Look through the material below. Copy every line with the string "случае" in it.

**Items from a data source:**
- - -

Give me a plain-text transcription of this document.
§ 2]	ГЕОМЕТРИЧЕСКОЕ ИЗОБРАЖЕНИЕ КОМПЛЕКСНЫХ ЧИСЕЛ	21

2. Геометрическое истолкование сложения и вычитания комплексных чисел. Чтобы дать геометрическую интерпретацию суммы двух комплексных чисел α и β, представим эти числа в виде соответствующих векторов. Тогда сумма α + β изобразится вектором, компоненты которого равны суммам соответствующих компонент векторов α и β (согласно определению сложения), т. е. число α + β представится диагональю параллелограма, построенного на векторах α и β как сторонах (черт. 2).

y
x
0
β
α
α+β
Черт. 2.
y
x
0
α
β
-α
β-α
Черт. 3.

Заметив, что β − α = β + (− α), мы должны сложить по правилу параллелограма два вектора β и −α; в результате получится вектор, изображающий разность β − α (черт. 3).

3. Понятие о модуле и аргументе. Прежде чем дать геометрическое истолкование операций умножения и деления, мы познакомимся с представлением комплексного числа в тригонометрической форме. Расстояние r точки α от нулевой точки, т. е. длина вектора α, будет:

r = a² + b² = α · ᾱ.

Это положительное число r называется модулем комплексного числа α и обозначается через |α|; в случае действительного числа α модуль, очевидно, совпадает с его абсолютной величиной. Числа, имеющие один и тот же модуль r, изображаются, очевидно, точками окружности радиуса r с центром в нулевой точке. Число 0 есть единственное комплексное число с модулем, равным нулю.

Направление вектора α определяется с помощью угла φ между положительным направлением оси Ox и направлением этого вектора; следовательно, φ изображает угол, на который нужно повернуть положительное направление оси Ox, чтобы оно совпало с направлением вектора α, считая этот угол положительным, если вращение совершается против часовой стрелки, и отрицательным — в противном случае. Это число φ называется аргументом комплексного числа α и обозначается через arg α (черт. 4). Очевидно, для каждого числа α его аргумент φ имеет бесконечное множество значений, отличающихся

- - -

**Written response:**
Это положительное число r называется модулем комплексного числа α и обозначается через |α|; в случае действительного числа α модуль, очевидно, совпадает с его абсолютной величиной. Числа, имеющие один и тот же модуль r, изображаются, очевидно, точками окружности радиуса r с центром в нулевой точке. Число 0 есть единственное комплексное число с модулем, равным нулю.
Направление вектора α определяется с помощью угла φ между положительным направлением оси Ox и направлением этого вектора; следовательно, φ изображает угол, на который нужно повернуть положительное направление оси Ox, чтобы оно совпало с направлением вектора α, считая этот угол положительным, если вращение совершается против часовой стрелки, и отрицательным — в противном случае. Это число φ называется аргументом комплексного числа α и обозначается через arg α (черт. 4). Очевидно, для каждого числа α его аргумент φ имеет бесконечное множество значений, отличающихся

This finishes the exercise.